Collection entries:
◇ ◇ ◇ ◇ ◇
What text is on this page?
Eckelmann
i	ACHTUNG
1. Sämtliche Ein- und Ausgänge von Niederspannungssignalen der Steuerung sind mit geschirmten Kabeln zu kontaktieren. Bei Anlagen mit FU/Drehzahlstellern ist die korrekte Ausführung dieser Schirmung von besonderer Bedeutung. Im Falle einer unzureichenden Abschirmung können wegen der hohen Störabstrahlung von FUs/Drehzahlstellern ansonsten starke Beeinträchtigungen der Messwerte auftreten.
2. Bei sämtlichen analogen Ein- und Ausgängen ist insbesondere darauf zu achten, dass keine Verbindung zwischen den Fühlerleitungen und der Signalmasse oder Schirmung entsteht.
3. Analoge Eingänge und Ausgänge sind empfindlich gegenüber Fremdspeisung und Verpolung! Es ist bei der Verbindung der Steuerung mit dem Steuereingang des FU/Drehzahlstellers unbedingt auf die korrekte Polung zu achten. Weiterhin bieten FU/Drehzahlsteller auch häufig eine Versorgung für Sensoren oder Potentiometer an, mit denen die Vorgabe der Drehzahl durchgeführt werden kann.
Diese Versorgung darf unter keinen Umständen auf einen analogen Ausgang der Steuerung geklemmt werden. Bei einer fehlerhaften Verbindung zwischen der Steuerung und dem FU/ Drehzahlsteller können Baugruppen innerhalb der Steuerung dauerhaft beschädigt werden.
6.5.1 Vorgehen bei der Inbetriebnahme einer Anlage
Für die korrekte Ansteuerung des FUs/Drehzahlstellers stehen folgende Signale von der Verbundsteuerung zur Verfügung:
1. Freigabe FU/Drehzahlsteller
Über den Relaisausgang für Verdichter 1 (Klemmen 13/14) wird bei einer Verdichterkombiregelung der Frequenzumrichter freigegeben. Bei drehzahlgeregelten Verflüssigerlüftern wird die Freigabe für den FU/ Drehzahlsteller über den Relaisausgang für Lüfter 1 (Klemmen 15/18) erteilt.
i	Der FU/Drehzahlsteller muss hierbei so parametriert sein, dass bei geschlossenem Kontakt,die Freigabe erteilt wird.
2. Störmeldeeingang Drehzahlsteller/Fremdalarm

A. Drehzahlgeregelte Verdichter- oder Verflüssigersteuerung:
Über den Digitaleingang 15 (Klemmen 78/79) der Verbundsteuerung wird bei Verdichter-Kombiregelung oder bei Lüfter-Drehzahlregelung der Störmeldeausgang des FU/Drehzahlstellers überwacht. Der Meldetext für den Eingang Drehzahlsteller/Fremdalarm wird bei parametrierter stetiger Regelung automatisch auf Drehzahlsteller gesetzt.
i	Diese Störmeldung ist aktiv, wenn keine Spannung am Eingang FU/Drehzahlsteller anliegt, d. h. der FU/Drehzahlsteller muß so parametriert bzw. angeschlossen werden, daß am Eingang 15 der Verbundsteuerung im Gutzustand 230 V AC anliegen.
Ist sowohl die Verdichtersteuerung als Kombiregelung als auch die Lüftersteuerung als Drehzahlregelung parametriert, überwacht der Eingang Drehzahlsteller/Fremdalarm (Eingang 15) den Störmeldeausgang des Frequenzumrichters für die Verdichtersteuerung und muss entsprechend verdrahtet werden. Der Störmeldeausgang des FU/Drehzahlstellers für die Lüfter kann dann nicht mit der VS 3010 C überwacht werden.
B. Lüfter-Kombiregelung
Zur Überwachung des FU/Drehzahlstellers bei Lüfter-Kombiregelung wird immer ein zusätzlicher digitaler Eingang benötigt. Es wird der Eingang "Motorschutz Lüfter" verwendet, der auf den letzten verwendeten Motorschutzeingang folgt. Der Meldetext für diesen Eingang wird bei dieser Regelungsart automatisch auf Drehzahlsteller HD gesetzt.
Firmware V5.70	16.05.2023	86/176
◇ ◇ ◇ ◇ ◇
Return all of the entries exactly as they were supplied.

What text is on this page?
Eckelmann
i	ACHTUNG
1. Sämtliche Ein- und Ausgänge von Niederspannungssignalen der Steuerung sind mit geschirmten Kabeln zu kontaktieren. Bei Anlagen mit FU/Drehzahlstellern ist die korrekte Ausführung dieser Schirmung von besonderer Bedeutung. Im Falle einer unzureichenden Abschirmung können wegen der hohen Störabstrahlung von FUs/Drehzahlstellern ansonsten starke Beeinträchtigungen der Messwerte auftreten.
2. Bei sämtlichen analogen Ein- und Ausgängen ist insbesondere darauf zu achten, dass keine Verbindung zwischen den Fühlerleitungen und der Signalmasse oder Schirmung entsteht.
3. Analoge Eingänge und Ausgänge sind empfindlich gegenüber Fremdspeisung und Verpolung! Es ist bei der Verbindung der Steuerung mit dem Steuereingang des FU/Drehzahlstellers unbedingt auf die korrekte Polung zu achten. Weiterhin bieten FU/Drehzahlsteller auch häufig eine Versorgung für Sensoren oder Potentiometer an, mit denen die Vorgabe der Drehzahl durchgeführt werden kann.
Diese Versorgung darf unter keinen Umständen auf einen analogen Ausgang der Steuerung geklemmt werden. Bei einer fehlerhaften Verbindung zwischen der Steuerung und dem FU/ Drehzahlsteller können Baugruppen innerhalb der Steuerung dauerhaft beschädigt werden.
6.5.1 Vorgehen bei der Inbetriebnahme einer Anlage
Für die korrekte Ansteuerung des FUs/Drehzahlstellers stehen folgende Signale von der Verbundsteuerung zur Verfügung:
1. Freigabe FU/Drehzahlsteller
Über den Relaisausgang für Verdichter 1 (Klemmen 13/14) wird bei einer Verdichterkombiregelung der Frequenzumrichter freigegeben. Bei drehzahlgeregelten Verflüssigerlüftern wird die Freigabe für den FU/ Drehzahlsteller über den Relaisausgang für Lüfter 1 (Klemmen 15/18) erteilt.
i	Der FU/Drehzahlsteller muss hierbei so parametriert sein, dass bei geschlossenem Kontakt,die Freigabe erteilt wird.
2. Störmeldeeingang Drehzahlsteller/Fremdalarm

A. Drehzahlgeregelte Verdichter- oder Verflüssigersteuerung:
Über den Digitaleingang 15 (Klemmen 78/79) der Verbundsteuerung wird bei Verdichter-Kombiregelung oder bei Lüfter-Drehzahlregelung der Störmeldeausgang des FU/Drehzahlstellers überwacht. Der Meldetext für den Eingang Drehzahlsteller/Fremdalarm wird bei parametrierter stetiger Regelung automatisch auf Drehzahlsteller gesetzt.
i	Diese Störmeldung ist aktiv, wenn keine Spannung am Eingang FU/Drehzahlsteller anliegt, d. h. der FU/Drehzahlsteller muß so parametriert bzw. angeschlossen werden, daß am Eingang 15 der Verbundsteuerung im Gutzustand 230 V AC anliegen.
Ist sowohl die Verdichtersteuerung als Kombiregelung als auch die Lüftersteuerung als Drehzahlregelung parametriert, überwacht der Eingang Drehzahlsteller/Fremdalarm (Eingang 15) den Störmeldeausgang des Frequenzumrichters für die Verdichtersteuerung und muss entsprechend verdrahtet werden. Der Störmeldeausgang des FU/Drehzahlstellers für die Lüfter kann dann nicht mit der VS 3010 C überwacht werden.
B. Lüfter-Kombiregelung
Zur Überwachung des FU/Drehzahlstellers bei Lüfter-Kombiregelung wird immer ein zusätzlicher digitaler Eingang benötigt. Es wird der Eingang "Motorschutz Lüfter" verwendet, der auf den letzten verwendeten Motorschutzeingang folgt. Der Meldetext für diesen Eingang wird bei dieser Regelungsart automatisch auf Drehzahlsteller HD gesetzt.
Firmware V5.70	16.05.2023	86/176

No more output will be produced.